Work required | Output the records exactly. Include every line.
☆ ☆ ☆ ☆ ☆
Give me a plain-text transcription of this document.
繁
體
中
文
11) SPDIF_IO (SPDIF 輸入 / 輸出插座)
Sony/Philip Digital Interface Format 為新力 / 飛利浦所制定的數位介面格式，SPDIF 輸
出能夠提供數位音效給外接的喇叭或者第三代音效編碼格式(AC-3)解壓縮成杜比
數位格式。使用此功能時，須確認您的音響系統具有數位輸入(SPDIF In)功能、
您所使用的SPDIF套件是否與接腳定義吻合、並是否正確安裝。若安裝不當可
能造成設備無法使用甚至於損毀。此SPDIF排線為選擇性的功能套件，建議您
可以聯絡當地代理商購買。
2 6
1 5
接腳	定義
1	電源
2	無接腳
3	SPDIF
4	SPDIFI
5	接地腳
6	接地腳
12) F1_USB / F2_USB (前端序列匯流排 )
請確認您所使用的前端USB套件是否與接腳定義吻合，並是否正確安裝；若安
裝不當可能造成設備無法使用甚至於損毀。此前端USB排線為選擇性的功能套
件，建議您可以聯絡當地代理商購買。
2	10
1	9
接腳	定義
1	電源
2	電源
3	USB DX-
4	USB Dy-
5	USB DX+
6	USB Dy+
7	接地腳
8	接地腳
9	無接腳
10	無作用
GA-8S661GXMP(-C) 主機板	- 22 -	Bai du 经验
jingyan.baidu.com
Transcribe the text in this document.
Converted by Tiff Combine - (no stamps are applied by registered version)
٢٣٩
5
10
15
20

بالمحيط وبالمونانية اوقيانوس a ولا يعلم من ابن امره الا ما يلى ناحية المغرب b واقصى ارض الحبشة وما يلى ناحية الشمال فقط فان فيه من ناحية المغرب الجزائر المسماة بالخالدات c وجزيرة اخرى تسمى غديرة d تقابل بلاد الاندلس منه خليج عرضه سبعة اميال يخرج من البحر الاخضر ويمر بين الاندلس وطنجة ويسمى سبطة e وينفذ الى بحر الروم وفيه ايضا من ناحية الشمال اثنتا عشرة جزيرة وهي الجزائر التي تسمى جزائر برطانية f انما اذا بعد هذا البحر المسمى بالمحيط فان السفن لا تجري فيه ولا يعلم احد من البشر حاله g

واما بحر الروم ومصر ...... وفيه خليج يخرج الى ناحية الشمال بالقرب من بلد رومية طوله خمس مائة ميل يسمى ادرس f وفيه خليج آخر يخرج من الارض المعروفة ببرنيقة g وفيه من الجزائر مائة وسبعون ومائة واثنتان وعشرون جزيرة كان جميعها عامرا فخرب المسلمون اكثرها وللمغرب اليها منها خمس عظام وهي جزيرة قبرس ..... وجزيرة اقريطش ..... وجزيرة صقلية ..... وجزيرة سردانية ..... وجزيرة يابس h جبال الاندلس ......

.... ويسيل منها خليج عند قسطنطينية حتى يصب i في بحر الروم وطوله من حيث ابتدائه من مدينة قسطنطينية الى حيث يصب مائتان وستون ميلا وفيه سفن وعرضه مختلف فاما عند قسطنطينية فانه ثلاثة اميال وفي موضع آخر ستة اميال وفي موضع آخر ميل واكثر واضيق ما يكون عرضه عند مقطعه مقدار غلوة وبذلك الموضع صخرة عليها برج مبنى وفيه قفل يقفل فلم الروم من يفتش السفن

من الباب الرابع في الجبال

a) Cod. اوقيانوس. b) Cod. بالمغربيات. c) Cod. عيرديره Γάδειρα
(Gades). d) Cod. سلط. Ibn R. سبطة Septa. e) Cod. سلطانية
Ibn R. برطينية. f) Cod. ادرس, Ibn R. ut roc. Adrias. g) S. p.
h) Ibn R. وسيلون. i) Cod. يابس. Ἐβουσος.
☆ ☆ ☆ ☆ ☆
Solution |
Give me a plain-text transcription of this document.
繁
體
中
文
11) SPDIF_IO (SPDIF 輸入 / 輸出插座)
Sony/Philip Digital Interface Format 為新力 / 飛利浦所制定的數位介面格式，SPDIF 輸
出能夠提供數位音效給外接的喇叭或者第三代音效編碼格式(AC-3)解壓縮成杜比
數位格式。使用此功能時，須確認您的音響系統具有數位輸入(SPDIF In)功能、
您所使用的SPDIF套件是否與接腳定義吻合、並是否正確安裝。若安裝不當可
能造成設備無法使用甚至於損毀。此SPDIF排線為選擇性的功能套件，建議您
可以聯絡當地代理商購買。
2 6
1 5
接腳	定義
1	電源
2	無接腳
3	SPDIF
4	SPDIFI
5	接地腳
6	接地腳
12) F1_USB / F2_USB (前端序列匯流排 )
請確認您所使用的前端USB套件是否與接腳定義吻合，並是否正確安裝；若安
裝不當可能造成設備無法使用甚至於損毀。此前端USB排線為選擇性的功能套
件，建議您可以聯絡當地代理商購買。
2	10
1	9
接腳	定義
1	電源
2	電源
3	USB DX-
4	USB Dy-
5	USB DX+
6	USB Dy+
7	接地腳
8	接地腳
9	無接腳
10	無作用
GA-8S661GXMP(-C) 主機板	- 22 -	Bai du 经验
jingyan.baidu.com
Transcribe the text in this document.
Converted by Tiff Combine - (no stamps are applied by registered version)
٢٣٩
5
10
15
20

بالمحيط وبالمونانية اوقيانوس a ولا يعلم من ابن امره الا ما يلى ناحية المغرب b واقصى ارض الحبشة وما يلى ناحية الشمال فقط فان فيه من ناحية المغرب الجزائر المسماة بالخالدات c وجزيرة اخرى تسمى غديرة d تقابل بلاد الاندلس منه خليج عرضه سبعة اميال يخرج من البحر الاخضر ويمر بين الاندلس وطنجة ويسمى سبطة e وينفذ الى بحر الروم وفيه ايضا من ناحية الشمال اثنتا عشرة جزيرة وهي الجزائر التي تسمى جزائر برطانية f انما اذا بعد هذا البحر المسمى بالمحيط فان السفن لا تجري فيه ولا يعلم احد من البشر حاله g

واما بحر الروم ومصر ...... وفيه خليج يخرج الى ناحية الشمال بالقرب من بلد رومية طوله خمس مائة ميل يسمى ادرس f وفيه خليج آخر يخرج من الارض المعروفة ببرنيقة g وفيه من الجزائر مائة وسبعون ومائة واثنتان وعشرون جزيرة كان جميعها عامرا فخرب المسلمون اكثرها وللمغرب اليها منها خمس عظام وهي جزيرة قبرس ..... وجزيرة اقريطش ..... وجزيرة صقلية ..... وجزيرة سردانية ..... وجزيرة يابس h جبال الاندلس ......

.... ويسيل منها خليج عند قسطنطينية حتى يصب i في بحر الروم وطوله من حيث ابتدائه من مدينة قسطنطينية الى حيث يصب مائتان وستون ميلا وفيه سفن وعرضه مختلف فاما عند قسطنطينية فانه ثلاثة اميال وفي موضع آخر ستة اميال وفي موضع آخر ميل واكثر واضيق ما يكون عرضه عند مقطعه مقدار غلوة وبذلك الموضع صخرة عليها برج مبنى وفيه قفل يقفل فلم الروم من يفتش السفن

من الباب الرابع في الجبال

a) Cod. اوقيانوس. b) Cod. بالمغربيات. c) Cod. عيرديره Γάδειρα
(Gades). d) Cod. سلط. Ibn R. سبطة Septa. e) Cod. سلطانية
Ibn R. برطينية. f) Cod. ادرس, Ibn R. ut roc. Adrias. g) S. p.
h) Ibn R. وسيلون. i) Cod. يابس. Ἐβουσος.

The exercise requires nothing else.